#### [Entries taken from a collection]
━━━━━━━━━━━━━━━━━━━━━━━━━━━━━━
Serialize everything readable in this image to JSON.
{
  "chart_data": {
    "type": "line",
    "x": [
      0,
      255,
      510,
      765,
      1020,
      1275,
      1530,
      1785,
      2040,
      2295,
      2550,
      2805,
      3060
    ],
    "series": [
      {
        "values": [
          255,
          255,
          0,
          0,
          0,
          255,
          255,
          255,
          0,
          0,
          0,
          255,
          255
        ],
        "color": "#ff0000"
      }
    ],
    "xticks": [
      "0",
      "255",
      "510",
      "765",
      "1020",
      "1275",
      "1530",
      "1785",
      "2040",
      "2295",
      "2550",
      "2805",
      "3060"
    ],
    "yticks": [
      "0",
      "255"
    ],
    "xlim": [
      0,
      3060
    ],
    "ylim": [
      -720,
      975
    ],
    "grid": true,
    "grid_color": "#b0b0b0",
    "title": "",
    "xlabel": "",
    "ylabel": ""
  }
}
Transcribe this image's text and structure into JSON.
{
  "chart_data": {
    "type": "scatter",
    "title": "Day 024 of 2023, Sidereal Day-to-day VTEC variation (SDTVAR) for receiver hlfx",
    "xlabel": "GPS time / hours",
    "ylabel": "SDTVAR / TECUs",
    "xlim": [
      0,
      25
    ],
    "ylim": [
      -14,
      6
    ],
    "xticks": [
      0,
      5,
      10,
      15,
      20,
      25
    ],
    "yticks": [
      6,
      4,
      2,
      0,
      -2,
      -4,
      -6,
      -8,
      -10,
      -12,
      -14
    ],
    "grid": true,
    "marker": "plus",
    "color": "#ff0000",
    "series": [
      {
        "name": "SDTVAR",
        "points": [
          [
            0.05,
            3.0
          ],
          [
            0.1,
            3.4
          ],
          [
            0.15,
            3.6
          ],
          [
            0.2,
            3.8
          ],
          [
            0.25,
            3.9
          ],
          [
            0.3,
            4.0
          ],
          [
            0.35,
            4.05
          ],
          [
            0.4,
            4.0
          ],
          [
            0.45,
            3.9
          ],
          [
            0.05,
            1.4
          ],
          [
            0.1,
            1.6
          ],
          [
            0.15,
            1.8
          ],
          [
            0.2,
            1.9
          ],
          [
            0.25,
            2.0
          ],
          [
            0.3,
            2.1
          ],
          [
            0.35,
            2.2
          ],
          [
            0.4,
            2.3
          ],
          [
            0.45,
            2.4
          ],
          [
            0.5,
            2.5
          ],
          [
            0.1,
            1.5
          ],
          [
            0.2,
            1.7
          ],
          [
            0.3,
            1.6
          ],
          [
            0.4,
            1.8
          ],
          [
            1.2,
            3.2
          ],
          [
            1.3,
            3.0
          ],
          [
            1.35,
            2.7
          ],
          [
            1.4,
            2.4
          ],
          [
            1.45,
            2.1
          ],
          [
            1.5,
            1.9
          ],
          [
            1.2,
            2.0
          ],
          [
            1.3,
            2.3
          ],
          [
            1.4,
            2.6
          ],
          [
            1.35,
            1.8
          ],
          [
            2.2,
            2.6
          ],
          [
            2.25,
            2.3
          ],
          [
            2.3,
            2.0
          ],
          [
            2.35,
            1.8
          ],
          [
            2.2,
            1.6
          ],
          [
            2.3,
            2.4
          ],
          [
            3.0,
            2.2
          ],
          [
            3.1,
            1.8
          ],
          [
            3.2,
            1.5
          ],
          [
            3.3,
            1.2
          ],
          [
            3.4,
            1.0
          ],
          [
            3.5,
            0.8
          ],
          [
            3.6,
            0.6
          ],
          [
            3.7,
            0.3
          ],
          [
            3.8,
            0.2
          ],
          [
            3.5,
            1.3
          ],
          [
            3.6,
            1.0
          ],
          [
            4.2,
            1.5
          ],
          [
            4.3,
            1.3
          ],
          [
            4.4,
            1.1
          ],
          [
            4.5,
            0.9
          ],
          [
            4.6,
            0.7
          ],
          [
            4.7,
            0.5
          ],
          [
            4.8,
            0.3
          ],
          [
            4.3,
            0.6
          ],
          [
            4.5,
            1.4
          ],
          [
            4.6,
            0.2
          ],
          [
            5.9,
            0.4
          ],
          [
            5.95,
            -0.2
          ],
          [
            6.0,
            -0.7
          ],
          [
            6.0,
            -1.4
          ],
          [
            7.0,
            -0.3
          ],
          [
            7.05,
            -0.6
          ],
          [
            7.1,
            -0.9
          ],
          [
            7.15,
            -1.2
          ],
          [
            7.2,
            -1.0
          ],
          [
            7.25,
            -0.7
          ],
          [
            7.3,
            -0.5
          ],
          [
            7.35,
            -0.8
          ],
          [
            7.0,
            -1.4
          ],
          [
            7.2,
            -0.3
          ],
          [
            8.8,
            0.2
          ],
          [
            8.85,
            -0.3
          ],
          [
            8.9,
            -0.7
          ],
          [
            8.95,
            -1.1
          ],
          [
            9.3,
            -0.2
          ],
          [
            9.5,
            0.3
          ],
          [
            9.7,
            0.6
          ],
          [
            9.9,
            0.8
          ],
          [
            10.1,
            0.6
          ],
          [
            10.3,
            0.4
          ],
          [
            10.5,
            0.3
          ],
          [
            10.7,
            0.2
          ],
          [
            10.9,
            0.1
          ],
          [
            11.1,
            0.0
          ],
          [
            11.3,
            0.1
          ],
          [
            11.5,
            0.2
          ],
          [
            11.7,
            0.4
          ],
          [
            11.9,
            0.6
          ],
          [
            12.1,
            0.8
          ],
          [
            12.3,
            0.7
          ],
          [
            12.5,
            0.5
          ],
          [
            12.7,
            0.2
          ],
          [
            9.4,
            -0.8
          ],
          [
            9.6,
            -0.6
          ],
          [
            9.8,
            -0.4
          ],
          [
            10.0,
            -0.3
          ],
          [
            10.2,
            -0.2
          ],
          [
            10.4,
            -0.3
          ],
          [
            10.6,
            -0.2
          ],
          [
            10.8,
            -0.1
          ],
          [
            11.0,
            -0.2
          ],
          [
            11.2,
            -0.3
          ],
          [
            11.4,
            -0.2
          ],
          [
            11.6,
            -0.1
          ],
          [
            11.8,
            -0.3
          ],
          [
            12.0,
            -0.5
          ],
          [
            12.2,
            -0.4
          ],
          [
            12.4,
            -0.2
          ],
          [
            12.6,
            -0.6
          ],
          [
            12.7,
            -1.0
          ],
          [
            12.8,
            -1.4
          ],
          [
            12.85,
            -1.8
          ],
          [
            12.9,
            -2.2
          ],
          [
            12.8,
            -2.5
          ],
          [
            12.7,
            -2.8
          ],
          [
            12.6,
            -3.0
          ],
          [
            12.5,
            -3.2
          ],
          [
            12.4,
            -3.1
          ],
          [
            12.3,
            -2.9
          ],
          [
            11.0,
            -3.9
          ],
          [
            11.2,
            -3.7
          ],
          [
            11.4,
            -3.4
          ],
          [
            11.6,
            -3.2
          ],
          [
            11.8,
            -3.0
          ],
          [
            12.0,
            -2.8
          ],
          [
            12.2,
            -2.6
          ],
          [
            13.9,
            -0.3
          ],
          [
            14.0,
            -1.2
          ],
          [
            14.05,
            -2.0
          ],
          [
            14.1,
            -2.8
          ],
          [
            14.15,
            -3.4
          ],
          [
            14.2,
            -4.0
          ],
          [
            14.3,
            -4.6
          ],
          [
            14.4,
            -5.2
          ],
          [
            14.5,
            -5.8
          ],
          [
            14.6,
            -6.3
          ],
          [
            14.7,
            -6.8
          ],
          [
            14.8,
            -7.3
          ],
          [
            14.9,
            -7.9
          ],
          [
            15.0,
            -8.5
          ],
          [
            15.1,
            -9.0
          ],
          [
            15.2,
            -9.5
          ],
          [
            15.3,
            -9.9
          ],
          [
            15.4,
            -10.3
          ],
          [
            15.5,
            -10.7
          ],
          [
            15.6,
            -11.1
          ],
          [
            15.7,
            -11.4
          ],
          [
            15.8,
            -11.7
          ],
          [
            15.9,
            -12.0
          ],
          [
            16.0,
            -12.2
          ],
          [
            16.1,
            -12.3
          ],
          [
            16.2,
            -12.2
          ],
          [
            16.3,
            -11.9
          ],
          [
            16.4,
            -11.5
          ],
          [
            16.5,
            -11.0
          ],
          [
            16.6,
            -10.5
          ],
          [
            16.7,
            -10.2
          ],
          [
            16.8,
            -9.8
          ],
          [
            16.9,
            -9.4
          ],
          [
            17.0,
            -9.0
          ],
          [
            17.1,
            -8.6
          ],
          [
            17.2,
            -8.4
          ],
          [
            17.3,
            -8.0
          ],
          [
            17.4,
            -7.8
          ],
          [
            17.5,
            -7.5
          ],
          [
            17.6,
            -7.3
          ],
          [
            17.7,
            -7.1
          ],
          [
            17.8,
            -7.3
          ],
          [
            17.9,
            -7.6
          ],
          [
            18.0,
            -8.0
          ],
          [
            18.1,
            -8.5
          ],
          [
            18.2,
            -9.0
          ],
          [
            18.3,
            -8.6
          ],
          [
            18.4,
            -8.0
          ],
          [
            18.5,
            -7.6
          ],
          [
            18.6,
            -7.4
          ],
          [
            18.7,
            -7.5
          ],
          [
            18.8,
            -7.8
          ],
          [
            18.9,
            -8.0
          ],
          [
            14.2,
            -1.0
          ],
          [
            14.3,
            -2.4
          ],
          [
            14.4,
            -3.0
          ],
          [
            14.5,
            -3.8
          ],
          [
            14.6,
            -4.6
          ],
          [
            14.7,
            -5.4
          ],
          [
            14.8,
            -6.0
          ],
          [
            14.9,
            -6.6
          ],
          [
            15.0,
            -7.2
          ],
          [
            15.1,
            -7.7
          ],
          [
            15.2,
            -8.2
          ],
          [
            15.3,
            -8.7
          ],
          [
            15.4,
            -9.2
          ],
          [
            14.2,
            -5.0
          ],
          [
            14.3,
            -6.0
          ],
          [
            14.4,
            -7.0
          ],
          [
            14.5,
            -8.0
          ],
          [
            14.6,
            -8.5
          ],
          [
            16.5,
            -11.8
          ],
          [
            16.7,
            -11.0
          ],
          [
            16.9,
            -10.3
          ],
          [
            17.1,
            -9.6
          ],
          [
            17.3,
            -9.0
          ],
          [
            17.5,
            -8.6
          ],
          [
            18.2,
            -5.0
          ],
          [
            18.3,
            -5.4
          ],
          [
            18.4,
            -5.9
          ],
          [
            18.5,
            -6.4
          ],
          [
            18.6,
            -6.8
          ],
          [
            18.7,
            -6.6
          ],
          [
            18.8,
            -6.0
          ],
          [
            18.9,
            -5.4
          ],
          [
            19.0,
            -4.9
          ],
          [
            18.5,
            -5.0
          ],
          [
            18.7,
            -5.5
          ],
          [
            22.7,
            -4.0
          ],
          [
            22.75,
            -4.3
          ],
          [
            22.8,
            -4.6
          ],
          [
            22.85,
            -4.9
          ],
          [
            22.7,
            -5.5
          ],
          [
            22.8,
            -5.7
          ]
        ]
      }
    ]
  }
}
━━━━━━━━━━━━━━━━━━━━━━━━━━━━━━
#### [GIVEN EXERCISE]
Give only the number of lines in the data that hold the word "title".

#### [TASK SOLUTION]
2